-- A run of records --
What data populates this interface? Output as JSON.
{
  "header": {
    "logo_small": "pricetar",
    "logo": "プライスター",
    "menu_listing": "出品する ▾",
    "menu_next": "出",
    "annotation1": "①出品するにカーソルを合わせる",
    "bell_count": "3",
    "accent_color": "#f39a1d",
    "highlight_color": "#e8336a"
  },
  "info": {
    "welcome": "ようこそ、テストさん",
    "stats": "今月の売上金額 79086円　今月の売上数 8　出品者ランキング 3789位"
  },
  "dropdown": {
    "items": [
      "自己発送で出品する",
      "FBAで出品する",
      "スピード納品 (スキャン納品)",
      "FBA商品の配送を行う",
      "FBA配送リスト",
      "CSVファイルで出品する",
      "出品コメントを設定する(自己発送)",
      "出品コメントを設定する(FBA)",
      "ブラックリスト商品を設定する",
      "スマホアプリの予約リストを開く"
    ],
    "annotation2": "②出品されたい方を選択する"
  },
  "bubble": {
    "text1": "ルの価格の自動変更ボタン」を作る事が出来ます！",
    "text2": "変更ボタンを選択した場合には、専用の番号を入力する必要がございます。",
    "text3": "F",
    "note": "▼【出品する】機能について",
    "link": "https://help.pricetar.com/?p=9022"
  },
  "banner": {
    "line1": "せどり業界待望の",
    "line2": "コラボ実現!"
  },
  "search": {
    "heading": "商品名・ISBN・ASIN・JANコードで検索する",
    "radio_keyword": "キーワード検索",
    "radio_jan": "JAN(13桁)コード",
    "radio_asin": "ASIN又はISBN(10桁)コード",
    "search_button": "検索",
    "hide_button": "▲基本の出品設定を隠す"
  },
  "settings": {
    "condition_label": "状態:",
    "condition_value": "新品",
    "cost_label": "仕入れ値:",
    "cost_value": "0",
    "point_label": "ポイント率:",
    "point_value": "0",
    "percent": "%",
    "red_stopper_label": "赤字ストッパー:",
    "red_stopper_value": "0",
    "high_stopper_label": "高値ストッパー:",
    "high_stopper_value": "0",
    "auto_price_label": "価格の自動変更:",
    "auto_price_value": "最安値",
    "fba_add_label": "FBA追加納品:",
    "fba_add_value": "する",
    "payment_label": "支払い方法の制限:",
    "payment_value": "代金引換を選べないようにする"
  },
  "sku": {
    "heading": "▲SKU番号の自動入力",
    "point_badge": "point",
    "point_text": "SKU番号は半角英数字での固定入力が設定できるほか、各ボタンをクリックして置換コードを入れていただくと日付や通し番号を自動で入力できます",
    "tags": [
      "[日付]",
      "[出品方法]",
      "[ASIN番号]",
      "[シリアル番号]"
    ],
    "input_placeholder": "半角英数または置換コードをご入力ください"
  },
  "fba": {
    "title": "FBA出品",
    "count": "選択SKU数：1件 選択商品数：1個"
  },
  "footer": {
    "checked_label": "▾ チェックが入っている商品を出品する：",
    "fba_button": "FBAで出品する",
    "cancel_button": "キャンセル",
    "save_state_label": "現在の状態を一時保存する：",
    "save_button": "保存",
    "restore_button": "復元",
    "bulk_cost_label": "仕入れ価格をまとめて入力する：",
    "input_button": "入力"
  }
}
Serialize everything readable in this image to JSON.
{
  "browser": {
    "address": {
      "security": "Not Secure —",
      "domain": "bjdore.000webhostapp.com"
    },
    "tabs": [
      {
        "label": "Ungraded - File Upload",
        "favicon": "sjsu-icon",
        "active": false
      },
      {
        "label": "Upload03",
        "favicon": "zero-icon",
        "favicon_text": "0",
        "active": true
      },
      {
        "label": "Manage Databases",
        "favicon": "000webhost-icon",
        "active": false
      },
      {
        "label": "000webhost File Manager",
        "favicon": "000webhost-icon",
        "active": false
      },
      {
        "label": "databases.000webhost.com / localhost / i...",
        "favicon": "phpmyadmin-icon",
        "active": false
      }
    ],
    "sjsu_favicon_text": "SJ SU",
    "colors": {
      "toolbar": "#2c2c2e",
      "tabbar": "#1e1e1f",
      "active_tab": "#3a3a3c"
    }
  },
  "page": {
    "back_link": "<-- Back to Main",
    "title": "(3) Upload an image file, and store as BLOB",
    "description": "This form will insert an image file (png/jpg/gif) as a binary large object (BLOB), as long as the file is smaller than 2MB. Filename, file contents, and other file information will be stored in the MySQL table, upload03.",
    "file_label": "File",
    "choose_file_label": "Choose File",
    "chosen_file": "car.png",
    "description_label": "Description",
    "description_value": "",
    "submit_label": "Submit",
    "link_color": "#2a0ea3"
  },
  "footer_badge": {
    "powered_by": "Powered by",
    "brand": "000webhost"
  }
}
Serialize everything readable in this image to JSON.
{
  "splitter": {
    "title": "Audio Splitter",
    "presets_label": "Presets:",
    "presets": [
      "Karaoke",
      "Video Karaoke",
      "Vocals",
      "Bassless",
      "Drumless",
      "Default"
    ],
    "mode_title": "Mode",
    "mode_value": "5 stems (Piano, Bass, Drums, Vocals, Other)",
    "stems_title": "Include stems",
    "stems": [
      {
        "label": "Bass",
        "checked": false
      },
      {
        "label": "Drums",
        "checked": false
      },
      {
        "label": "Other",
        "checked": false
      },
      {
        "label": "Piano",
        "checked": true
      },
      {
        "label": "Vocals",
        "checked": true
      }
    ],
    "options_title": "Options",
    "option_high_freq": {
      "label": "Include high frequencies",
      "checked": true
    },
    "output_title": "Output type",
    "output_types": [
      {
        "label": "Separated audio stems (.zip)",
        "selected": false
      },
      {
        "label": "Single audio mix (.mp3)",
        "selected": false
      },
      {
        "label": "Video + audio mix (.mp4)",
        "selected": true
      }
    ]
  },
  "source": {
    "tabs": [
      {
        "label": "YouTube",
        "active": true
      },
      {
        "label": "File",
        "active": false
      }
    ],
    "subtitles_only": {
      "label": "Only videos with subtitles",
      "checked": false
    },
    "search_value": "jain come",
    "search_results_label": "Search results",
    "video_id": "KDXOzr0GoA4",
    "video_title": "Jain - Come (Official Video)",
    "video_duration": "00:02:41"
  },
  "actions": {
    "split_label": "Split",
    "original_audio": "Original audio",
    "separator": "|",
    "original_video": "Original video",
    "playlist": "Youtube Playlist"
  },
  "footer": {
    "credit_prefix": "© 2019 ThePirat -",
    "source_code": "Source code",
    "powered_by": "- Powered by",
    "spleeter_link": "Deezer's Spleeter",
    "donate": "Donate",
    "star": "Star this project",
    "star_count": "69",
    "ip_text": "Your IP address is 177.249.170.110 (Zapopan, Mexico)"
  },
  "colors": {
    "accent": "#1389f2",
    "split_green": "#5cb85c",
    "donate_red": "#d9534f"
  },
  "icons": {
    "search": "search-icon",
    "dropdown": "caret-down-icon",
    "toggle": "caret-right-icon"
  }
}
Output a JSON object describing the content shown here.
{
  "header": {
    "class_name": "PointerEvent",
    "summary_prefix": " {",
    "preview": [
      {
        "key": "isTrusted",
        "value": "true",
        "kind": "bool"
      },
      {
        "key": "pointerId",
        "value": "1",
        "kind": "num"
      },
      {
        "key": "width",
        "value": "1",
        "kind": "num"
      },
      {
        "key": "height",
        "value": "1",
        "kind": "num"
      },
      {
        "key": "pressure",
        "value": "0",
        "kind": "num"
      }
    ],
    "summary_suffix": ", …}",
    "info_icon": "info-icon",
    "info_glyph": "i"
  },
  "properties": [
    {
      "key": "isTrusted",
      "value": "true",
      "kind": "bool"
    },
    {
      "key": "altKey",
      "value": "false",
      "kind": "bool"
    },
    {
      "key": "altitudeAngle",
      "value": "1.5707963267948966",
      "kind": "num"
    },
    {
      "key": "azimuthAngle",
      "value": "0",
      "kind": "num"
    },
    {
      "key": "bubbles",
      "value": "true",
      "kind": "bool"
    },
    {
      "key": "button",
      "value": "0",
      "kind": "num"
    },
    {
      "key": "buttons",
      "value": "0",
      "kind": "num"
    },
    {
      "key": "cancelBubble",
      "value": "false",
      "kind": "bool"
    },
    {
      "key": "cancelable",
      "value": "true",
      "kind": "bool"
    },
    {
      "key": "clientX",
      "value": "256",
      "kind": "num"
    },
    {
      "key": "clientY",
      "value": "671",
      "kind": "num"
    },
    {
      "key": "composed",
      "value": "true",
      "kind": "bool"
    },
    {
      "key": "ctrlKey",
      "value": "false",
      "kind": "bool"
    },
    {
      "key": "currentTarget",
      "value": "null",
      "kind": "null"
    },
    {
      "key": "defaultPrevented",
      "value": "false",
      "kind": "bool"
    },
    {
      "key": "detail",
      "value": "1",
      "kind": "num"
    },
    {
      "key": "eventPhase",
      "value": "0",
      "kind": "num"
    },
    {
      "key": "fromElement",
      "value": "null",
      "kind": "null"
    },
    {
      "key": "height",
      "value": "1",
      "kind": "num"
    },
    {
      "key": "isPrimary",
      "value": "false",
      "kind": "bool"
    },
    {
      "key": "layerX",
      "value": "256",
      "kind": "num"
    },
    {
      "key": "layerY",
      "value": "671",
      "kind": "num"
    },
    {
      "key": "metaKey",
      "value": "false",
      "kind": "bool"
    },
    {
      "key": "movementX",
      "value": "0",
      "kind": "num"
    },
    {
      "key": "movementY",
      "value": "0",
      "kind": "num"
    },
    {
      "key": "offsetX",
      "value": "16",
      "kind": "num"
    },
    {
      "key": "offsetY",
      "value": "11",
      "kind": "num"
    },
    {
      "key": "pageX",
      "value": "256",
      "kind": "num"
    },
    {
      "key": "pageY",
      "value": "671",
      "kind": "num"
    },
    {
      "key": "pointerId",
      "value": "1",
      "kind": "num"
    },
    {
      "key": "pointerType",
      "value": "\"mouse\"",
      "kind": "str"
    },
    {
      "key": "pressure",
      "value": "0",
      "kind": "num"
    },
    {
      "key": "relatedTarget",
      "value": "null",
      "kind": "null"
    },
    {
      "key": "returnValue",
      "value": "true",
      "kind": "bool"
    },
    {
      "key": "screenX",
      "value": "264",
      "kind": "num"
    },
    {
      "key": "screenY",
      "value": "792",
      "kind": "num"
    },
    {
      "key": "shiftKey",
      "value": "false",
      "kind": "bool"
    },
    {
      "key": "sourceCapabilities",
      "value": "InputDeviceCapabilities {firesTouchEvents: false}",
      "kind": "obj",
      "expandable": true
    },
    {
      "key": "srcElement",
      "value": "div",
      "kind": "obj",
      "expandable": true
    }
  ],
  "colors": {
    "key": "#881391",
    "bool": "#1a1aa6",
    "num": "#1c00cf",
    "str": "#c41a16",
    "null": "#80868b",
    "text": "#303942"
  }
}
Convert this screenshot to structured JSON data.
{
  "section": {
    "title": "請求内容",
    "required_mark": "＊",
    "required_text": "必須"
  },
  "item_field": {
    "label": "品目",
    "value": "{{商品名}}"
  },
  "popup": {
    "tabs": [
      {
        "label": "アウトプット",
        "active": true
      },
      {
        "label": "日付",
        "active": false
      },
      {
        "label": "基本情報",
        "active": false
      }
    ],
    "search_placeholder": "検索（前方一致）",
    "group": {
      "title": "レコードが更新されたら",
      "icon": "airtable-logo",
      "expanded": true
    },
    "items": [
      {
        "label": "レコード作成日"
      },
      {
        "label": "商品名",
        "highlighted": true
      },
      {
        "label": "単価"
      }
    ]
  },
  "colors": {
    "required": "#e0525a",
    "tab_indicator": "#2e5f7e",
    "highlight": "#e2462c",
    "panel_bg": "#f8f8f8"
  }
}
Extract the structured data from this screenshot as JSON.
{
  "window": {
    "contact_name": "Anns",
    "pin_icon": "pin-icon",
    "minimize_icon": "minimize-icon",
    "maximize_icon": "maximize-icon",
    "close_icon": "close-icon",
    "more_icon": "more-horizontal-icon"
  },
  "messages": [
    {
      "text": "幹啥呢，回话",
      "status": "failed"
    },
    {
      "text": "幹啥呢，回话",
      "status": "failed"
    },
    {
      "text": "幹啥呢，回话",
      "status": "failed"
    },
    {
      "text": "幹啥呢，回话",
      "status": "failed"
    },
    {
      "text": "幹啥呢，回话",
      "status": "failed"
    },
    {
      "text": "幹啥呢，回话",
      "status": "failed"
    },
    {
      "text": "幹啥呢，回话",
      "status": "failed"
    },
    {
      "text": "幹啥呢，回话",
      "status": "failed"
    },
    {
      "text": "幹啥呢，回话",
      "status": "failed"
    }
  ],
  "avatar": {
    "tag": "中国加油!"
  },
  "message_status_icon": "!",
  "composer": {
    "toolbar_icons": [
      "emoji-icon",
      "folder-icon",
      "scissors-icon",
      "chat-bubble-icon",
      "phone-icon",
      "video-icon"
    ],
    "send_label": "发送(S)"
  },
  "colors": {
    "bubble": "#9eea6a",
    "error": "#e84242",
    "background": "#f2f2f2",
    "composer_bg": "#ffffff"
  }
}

-- Exercise task --
Quote exactly the line containing "Extract the structured" and every later line through the end of the listing, and no other lines.

-- Output for this task --
Extract the structured data from this screenshot as JSON.
{
  "window": {
    "contact_name": "Anns",
    "pin_icon": "pin-icon",
    "minimize_icon": "minimize-icon",
    "maximize_icon": "maximize-icon",
    "close_icon": "close-icon",
    "more_icon": "more-horizontal-icon"
  },
  "messages": [
    {
      "text": "幹啥呢，回话",
      "status": "failed"
    },
    {
      "text": "幹啥呢，回话",
      "status": "failed"
    },
    {
      "text": "幹啥呢，回话",
      "status": "failed"
    },
    {
      "text": "幹啥呢，回话",
      "status": "failed"
    },
    {
      "text": "幹啥呢，回话",
      "status": "failed"
    },
    {
      "text": "幹啥呢，回话",
      "status": "failed"
    },
    {
      "text": "幹啥呢，回话",
      "status": "failed"
    },
    {
      "text": "幹啥呢，回话",
      "status": "failed"
    },
    {
      "text": "幹啥呢，回话",
      "status": "failed"
    }
  ],
  "avatar": {
    "tag": "中国加油!"
  },
  "message_status_icon": "!",
  "composer": {
    "toolbar_icons": [
      "emoji-icon",
      "folder-icon",
      "scissors-icon",
      "chat-bubble-icon",
      "phone-icon",
      "video-icon"
    ],
    "send_label": "发送(S)"
  },
  "colors": {
    "bubble": "#9eea6a",
    "error": "#e84242",
    "background": "#f2f2f2",
    "composer_bg": "#ffffff"
  }
}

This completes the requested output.